What to do:
Gather from the listing below each line that includes the word "Source", and copy it.

(Extracts from a graphics dataset)
====

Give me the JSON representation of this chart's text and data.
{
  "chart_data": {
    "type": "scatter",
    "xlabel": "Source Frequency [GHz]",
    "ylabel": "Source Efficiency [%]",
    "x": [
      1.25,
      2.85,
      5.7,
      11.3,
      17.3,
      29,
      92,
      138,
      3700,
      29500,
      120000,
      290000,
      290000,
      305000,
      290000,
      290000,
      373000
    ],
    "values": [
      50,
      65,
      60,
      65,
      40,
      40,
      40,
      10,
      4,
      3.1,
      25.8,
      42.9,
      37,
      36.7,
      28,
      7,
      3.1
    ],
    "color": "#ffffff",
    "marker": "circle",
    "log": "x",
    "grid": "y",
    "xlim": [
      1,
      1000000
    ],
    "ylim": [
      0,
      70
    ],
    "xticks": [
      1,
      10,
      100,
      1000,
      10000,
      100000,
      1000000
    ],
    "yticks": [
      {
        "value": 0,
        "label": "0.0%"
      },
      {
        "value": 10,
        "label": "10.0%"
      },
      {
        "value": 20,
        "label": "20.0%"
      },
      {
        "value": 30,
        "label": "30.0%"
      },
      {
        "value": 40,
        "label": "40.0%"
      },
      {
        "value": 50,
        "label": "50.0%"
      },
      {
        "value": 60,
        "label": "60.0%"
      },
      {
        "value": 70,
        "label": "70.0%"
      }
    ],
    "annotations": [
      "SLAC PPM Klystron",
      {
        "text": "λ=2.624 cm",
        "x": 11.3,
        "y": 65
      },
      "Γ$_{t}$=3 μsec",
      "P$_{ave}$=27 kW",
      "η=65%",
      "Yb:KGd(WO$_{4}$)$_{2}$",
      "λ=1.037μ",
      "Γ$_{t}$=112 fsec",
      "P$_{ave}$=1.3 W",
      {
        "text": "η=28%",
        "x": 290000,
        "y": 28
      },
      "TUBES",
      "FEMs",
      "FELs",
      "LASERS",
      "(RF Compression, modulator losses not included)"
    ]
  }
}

====

Complete output:
    "xlabel": "Source Frequency [GHz]",
    "ylabel": "Source Efficiency [%]",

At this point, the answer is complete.